### Input for this task
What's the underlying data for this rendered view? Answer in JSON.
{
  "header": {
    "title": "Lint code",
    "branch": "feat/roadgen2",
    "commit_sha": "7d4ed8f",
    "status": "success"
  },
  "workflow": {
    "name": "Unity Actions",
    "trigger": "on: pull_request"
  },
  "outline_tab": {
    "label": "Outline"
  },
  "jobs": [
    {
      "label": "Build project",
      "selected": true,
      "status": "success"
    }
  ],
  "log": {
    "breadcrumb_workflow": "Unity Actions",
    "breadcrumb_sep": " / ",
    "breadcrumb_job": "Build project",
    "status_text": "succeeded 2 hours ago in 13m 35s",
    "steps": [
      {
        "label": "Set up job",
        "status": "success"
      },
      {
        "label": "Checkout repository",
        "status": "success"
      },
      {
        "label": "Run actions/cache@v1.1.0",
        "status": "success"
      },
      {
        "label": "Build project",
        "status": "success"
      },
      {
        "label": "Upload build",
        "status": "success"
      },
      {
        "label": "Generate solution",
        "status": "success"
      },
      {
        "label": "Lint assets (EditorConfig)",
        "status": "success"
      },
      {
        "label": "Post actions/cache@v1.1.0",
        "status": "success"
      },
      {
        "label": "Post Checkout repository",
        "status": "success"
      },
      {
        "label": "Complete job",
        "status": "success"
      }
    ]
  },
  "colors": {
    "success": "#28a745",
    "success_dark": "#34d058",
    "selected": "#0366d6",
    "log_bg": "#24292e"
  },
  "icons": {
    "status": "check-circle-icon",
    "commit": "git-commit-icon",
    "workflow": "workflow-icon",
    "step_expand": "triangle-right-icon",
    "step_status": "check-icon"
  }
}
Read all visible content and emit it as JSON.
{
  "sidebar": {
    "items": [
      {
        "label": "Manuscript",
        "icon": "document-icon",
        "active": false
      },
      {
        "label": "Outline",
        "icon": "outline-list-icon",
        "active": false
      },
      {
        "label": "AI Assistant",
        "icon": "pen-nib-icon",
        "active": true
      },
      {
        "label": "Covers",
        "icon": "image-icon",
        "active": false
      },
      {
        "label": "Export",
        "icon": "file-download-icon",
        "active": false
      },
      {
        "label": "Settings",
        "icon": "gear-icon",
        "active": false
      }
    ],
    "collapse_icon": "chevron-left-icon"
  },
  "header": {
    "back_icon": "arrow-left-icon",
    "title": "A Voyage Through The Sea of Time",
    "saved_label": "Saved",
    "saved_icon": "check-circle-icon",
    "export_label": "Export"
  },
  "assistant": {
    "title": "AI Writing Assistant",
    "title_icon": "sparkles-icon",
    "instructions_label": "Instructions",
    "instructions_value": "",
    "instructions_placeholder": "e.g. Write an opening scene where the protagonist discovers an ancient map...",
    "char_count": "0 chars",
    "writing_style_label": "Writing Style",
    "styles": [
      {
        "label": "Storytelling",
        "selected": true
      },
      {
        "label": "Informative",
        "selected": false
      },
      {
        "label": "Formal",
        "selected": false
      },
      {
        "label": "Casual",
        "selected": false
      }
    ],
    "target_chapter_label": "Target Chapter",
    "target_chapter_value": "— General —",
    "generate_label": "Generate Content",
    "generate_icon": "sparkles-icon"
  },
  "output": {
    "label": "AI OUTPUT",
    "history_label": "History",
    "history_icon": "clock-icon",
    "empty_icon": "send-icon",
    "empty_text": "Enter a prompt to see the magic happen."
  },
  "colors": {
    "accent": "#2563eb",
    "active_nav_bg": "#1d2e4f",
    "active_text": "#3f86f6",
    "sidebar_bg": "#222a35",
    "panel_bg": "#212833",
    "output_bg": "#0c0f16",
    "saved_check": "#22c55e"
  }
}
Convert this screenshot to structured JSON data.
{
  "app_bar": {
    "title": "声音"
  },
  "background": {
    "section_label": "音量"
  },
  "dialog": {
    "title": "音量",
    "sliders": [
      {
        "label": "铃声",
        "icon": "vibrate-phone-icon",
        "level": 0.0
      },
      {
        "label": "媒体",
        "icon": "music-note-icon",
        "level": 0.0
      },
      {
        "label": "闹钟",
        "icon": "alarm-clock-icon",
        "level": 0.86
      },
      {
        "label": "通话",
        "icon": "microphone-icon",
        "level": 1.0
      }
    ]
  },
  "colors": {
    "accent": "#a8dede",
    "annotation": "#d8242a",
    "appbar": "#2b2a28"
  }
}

### What to work on
Send back all of the entries exactly, with nothing missing.

### Solution below
What's the underlying data for this rendered view? Answer in JSON.
{
  "header": {
    "title": "Lint code",
    "branch": "feat/roadgen2",
    "commit_sha": "7d4ed8f",
    "status": "success"
  },
  "workflow": {
    "name": "Unity Actions",
    "trigger": "on: pull_request"
  },
  "outline_tab": {
    "label": "Outline"
  },
  "jobs": [
    {
      "label": "Build project",
      "selected": true,
      "status": "success"
    }
  ],
  "log": {
    "breadcrumb_workflow": "Unity Actions",
    "breadcrumb_sep": " / ",
    "breadcrumb_job": "Build project",
    "status_text": "succeeded 2 hours ago in 13m 35s",
    "steps": [
      {
        "label": "Set up job",
        "status": "success"
      },
      {
        "label": "Checkout repository",
        "status": "success"
      },
      {
        "label": "Run actions/cache@v1.1.0",
        "status": "success"
      },
      {
        "label": "Build project",
        "status": "success"
      },
      {
        "label": "Upload build",
        "status": "success"
      },
      {
        "label": "Generate solution",
        "status": "success"
      },
      {
        "label": "Lint assets (EditorConfig)",
        "status": "success"
      },
      {
        "label": "Post actions/cache@v1.1.0",
        "status": "success"
      },
      {
        "label": "Post Checkout repository",
        "status": "success"
      },
      {
        "label": "Complete job",
        "status": "success"
      }
    ]
  },
  "colors": {
    "success": "#28a745",
    "success_dark": "#34d058",
    "selected": "#0366d6",
    "log_bg": "#24292e"
  },
  "icons": {
    "status": "check-circle-icon",
    "commit": "git-commit-icon",
    "workflow": "workflow-icon",
    "step_expand": "triangle-right-icon",
    "step_status": "check-icon"
  }
}
Read all visible content and emit it as JSON.
{
  "sidebar": {
    "items": [
      {
        "label": "Manuscript",
        "icon": "document-icon",
        "active": false
      },
      {
        "label": "Outline",
        "icon": "outline-list-icon",
        "active": false
      },
      {
        "label": "AI Assistant",
        "icon": "pen-nib-icon",
        "active": true
      },
      {
        "label": "Covers",
        "icon": "image-icon",
        "active": false
      },
      {
        "label": "Export",
        "icon": "file-download-icon",
        "active": false
      },
      {
        "label": "Settings",
        "icon": "gear-icon",
        "active": false
      }
    ],
    "collapse_icon": "chevron-left-icon"
  },
  "header": {
    "back_icon": "arrow-left-icon",
    "title": "A Voyage Through The Sea of Time",
    "saved_label": "Saved",
    "saved_icon": "check-circle-icon",
    "export_label": "Export"
  },
  "assistant": {
    "title": "AI Writing Assistant",
    "title_icon": "sparkles-icon",
    "instructions_label": "Instructions",
    "instructions_value": "",
    "instructions_placeholder": "e.g. Write an opening scene where the protagonist discovers an ancient map...",
    "char_count": "0 chars",
    "writing_style_label": "Writing Style",
    "styles": [
      {
        "label": "Storytelling",
        "selected": true
      },
      {
        "label": "Informative",
        "selected": false
      },
      {
        "label": "Formal",
        "selected": false
      },
      {
        "label": "Casual",
        "selected": false
      }
    ],
    "target_chapter_label": "Target Chapter",
    "target_chapter_value": "— General —",
    "generate_label": "Generate Content",
    "generate_icon": "sparkles-icon"
  },
  "output": {
    "label": "AI OUTPUT",
    "history_label": "History",
    "history_icon": "clock-icon",
    "empty_icon": "send-icon",
    "empty_text": "Enter a prompt to see the magic happen."
  },
  "colors": {
    "accent": "#2563eb",
    "active_nav_bg": "#1d2e4f",
    "active_text": "#3f86f6",
    "sidebar_bg": "#222a35",
    "panel_bg": "#212833",
    "output_bg": "#0c0f16",
    "saved_check": "#22c55e"
  }
}
Convert this screenshot to structured JSON data.
{
  "app_bar": {
    "title": "声音"
  },
  "background": {
    "section_label": "音量"
  },
  "dialog": {
    "title": "音量",
    "sliders": [
      {
        "label": "铃声",
        "icon": "vibrate-phone-icon",
        "level": 0.0
      },
      {
        "label": "媒体",
        "icon": "music-note-icon",
        "level": 0.0
      },
      {
        "label": "闹钟",
        "icon": "alarm-clock-icon",
        "level": 0.86
      },
      {
        "label": "通话",
        "icon": "microphone-icon",
        "level": 1.0
      }
    ]
  },
  "colors": {
    "accent": "#a8dede",
    "annotation": "#d8242a",
    "appbar": "#2b2a28"
  }
}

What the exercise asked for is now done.